**Exercise:** Reproduce the entire listing word for word.

+++ Dataset entries

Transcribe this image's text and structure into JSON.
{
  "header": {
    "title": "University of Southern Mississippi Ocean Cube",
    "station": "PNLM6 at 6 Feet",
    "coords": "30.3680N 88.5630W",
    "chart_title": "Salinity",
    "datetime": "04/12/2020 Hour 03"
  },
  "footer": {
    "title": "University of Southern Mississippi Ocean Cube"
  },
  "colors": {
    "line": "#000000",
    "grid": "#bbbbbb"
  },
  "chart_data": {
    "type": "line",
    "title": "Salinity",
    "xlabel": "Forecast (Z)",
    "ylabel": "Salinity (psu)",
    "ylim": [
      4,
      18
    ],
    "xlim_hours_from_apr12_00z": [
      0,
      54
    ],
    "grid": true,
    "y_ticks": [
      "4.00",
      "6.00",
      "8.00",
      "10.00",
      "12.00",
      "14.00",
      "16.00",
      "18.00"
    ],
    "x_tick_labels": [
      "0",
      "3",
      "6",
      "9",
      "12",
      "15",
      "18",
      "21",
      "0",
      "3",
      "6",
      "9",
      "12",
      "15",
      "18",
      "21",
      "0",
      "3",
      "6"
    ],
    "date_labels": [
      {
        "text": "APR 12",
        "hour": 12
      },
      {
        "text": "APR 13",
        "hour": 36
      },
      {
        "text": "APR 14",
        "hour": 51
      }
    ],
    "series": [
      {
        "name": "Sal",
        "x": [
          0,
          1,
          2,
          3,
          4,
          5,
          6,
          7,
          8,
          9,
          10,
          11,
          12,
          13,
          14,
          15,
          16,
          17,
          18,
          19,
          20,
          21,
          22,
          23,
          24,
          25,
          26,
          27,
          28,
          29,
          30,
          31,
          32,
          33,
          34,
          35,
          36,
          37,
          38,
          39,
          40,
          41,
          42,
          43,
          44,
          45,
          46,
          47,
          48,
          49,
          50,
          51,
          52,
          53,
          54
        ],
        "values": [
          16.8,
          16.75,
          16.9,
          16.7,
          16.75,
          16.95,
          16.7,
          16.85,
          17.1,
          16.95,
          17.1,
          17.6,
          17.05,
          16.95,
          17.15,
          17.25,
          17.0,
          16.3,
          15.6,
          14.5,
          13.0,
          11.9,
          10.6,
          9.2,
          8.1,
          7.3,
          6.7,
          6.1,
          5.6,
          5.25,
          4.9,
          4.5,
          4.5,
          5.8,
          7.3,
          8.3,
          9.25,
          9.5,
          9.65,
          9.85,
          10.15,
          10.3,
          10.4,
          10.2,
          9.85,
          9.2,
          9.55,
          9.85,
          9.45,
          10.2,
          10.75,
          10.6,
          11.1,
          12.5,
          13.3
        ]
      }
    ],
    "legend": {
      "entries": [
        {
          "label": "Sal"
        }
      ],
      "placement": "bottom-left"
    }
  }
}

++++++

**Final result:**
Transcribe this image's text and structure into JSON.
{
  "header": {
    "title": "University of Southern Mississippi Ocean Cube",
    "station": "PNLM6 at 6 Feet",
    "coords": "30.3680N 88.5630W",
    "chart_title": "Salinity",
    "datetime": "04/12/2020 Hour 03"
  },
  "footer": {
    "title": "University of Southern Mississippi Ocean Cube"
  },
  "colors": {
    "line": "#000000",
    "grid": "#bbbbbb"
  },
  "chart_data": {
    "type": "line",
    "title": "Salinity",
    "xlabel": "Forecast (Z)",
    "ylabel": "Salinity (psu)",
    "ylim": [
      4,
      18
    ],
    "xlim_hours_from_apr12_00z": [
      0,
      54
    ],
    "grid": true,
    "y_ticks": [
      "4.00",
      "6.00",
      "8.00",
      "10.00",
      "12.00",
      "14.00",
      "16.00",
      "18.00"
    ],
    "x_tick_labels": [
      "0",
      "3",
      "6",
      "9",
      "12",
      "15",
      "18",
      "21",
      "0",
      "3",
      "6",
      "9",
      "12",
      "15",
      "18",
      "21",
      "0",
      "3",
      "6"
    ],
    "date_labels": [
      {
        "text": "APR 12",
        "hour": 12
      },
      {
        "text": "APR 13",
        "hour": 36
      },
      {
        "text": "APR 14",
        "hour": 51
      }
    ],
    "series": [
      {
        "name": "Sal",
        "x": [
          0,
          1,
          2,
          3,
          4,
          5,
          6,
          7,
          8,
          9,
          10,
          11,
          12,
          13,
          14,
          15,
          16,
          17,
          18,
          19,
          20,
          21,
          22,
          23,
          24,
          25,
          26,
          27,
          28,
          29,
          30,
          31,
          32,
          33,
          34,
          35,
          36,
          37,
          38,
          39,
          40,
          41,
          42,
          43,
          44,
          45,
          46,
          47,
          48,
          49,
          50,
          51,
          52,
          53,
          54
        ],
        "values": [
          16.8,
          16.75,
          16.9,
          16.7,
          16.75,
          16.95,
          16.7,
          16.85,
          17.1,
          16.95,
          17.1,
          17.6,
          17.05,
          16.95,
          17.15,
          17.25,
          17.0,
          16.3,
          15.6,
          14.5,
          13.0,
          11.9,
          10.6,
          9.2,
          8.1,
          7.3,
          6.7,
          6.1,
          5.6,
          5.25,
          4.9,
          4.5,
          4.5,
          5.8,
          7.3,
          8.3,
          9.25,
          9.5,
          9.65,
          9.85,
          10.15,
          10.3,
          10.4,
          10.2,
          9.85,
          9.2,
          9.55,
          9.85,
          9.45,
          10.2,
          10.75,
          10.6,
          11.1,
          12.5,
          13.3
        ]
      }
    ],
    "legend": {
      "entries": [
        {
          "label": "Sal"
        }
      ],
      "placement": "bottom-left"
    }
  }
}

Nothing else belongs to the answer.